What is required ->
Copy out all the lines exactly. Omit pictures.

Raw records ->
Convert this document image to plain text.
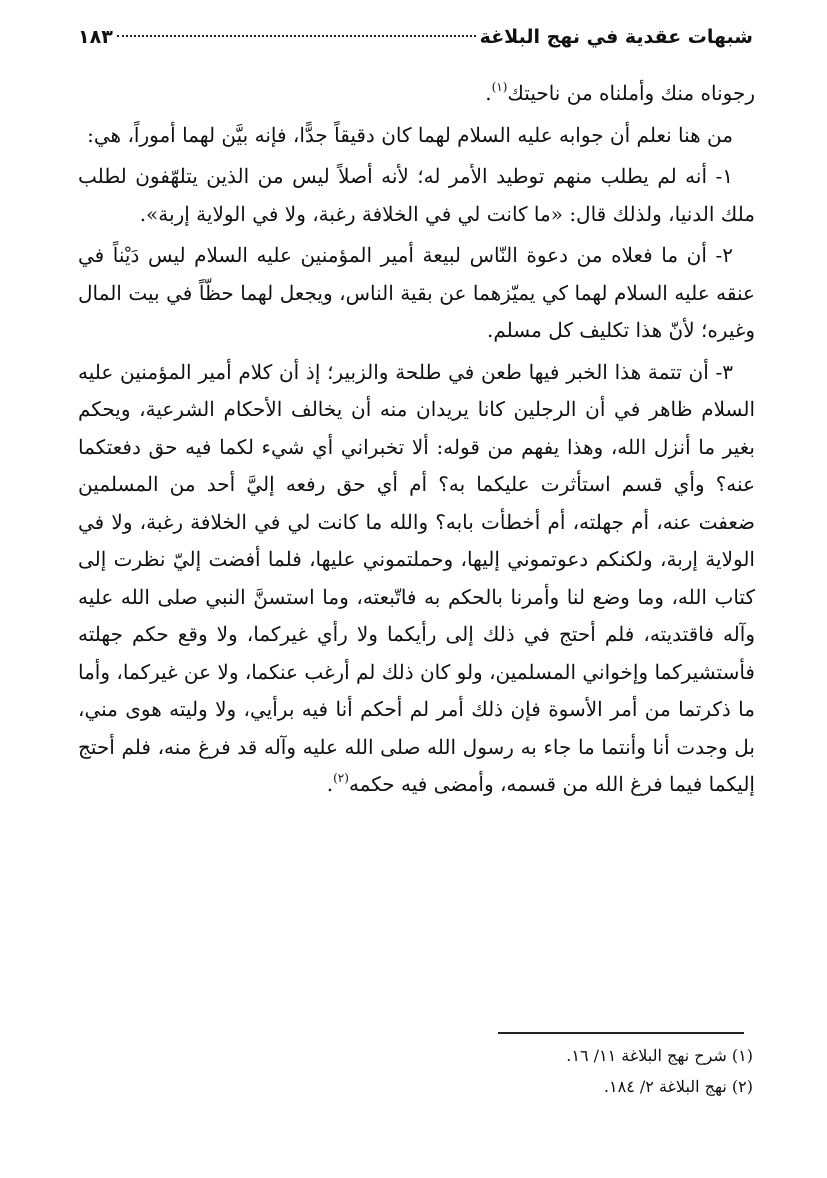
شبهات عقدية في نهج البلاغة
١٨٣

رجوناه منك وأملناه من ناحيتك$^{(١)}$.

من هنا نعلم أن جوابه عليه السلام لهما كان دقيقاً جدًّا، فإنه بيَّن لهما أموراً، هي:

١- أنه لم يطلب منهم توطيد الأمر له؛ لأنه أصلاً ليس من الذين يتلهّفون لطلب ملك الدنيا، ولذلك قال: «ما كانت لي في الخلافة رغبة، ولا في الولاية إربة».

٢- أن ما فعلاه من دعوة النّاس لبيعة أمير المؤمنين عليه السلام ليس دَيْناً في عنقه عليه السلام لهما كي يميّزهما عن بقية الناس، ويجعل لهما حظّاً في بيت المال وغيره؛ لأنّ هذا تكليف كل مسلم.

٣- أن تتمة هذا الخبر فيها طعن في طلحة والزبير؛ إذ أن كلام أمير المؤمنين عليه السلام ظاهر في أن الرجلين كانا يريدان منه أن يخالف الأحكام الشرعية، ويحكم بغير ما أنزل الله، وهذا يفهم من قوله: ألا تخبراني أي شيء لكما فيه حق دفعتكما عنه؟ وأي قسم استأثرت عليكما به؟ أم أي حق رفعه إليَّ أحد من المسلمين ضعفت عنه، أم جهلته، أم أخطأت بابه؟ والله ما كانت لي في الخلافة رغبة، ولا في الولاية إربة، ولكنكم دعوتموني إليها، وحملتموني عليها، فلما أفضت إليّ نظرت إلى كتاب الله، وما وضع لنا وأمرنا بالحكم به فاتّبعته، وما استسنَّ النبي صلى الله عليه وآله فاقتديته، فلم أحتج في ذلك إلى رأيكما ولا رأي غيركما، ولا وقع حكم جهلته فأستشيركما وإخواني المسلمين، ولو كان ذلك لم أرغب عنكما، ولا عن غيركما، وأما ما ذكرتما من أمر الأسوة فإن ذلك أمر لم أحكم أنا فيه برأيي، ولا وليته هوى مني، بل وجدت أنا وأنتما ما جاء به رسول الله صلى الله عليه وآله قد فرغ منه، فلم أحتج إليكما فيما فرغ الله من قسمه، وأمضى فيه حكمه$^{(٢)}$.

(١) شرح نهج البلاغة ١١/ ١٦.
(٢) نهج البلاغة ٢/ ١٨٤.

Response to this exercise ->
Convert this document image to plain text.
شبهات عقدية في نهج البلاغة
١٨٣

رجوناه منك وأملناه من ناحيتك$^{(١)}$.

من هنا نعلم أن جوابه عليه السلام لهما كان دقيقاً جدًّا، فإنه بيَّن لهما أموراً، هي:

١- أنه لم يطلب منهم توطيد الأمر له؛ لأنه أصلاً ليس من الذين يتلهّفون لطلب ملك الدنيا، ولذلك قال: «ما كانت لي في الخلافة رغبة، ولا في الولاية إربة».

٢- أن ما فعلاه من دعوة النّاس لبيعة أمير المؤمنين عليه السلام ليس دَيْناً في عنقه عليه السلام لهما كي يميّزهما عن بقية الناس، ويجعل لهما حظّاً في بيت المال وغيره؛ لأنّ هذا تكليف كل مسلم.

٣- أن تتمة هذا الخبر فيها طعن في طلحة والزبير؛ إذ أن كلام أمير المؤمنين عليه السلام ظاهر في أن الرجلين كانا يريدان منه أن يخالف الأحكام الشرعية، ويحكم بغير ما أنزل الله، وهذا يفهم من قوله: ألا تخبراني أي شيء لكما فيه حق دفعتكما عنه؟ وأي قسم استأثرت عليكما به؟ أم أي حق رفعه إليَّ أحد من المسلمين ضعفت عنه، أم جهلته، أم أخطأت بابه؟ والله ما كانت لي في الخلافة رغبة، ولا في الولاية إربة، ولكنكم دعوتموني إليها، وحملتموني عليها، فلما أفضت إليّ نظرت إلى كتاب الله، وما وضع لنا وأمرنا بالحكم به فاتّبعته، وما استسنَّ النبي صلى الله عليه وآله فاقتديته، فلم أحتج في ذلك إلى رأيكما ولا رأي غيركما، ولا وقع حكم جهلته فأستشيركما وإخواني المسلمين، ولو كان ذلك لم أرغب عنكما، ولا عن غيركما، وأما ما ذكرتما من أمر الأسوة فإن ذلك أمر لم أحكم أنا فيه برأيي، ولا وليته هوى مني، بل وجدت أنا وأنتما ما جاء به رسول الله صلى الله عليه وآله قد فرغ منه، فلم أحتج إليكما فيما فرغ الله من قسمه، وأمضى فيه حكمه$^{(٢)}$.

(١) شرح نهج البلاغة ١١/ ١٦.
(٢) نهج البلاغة ٢/ ١٨٤.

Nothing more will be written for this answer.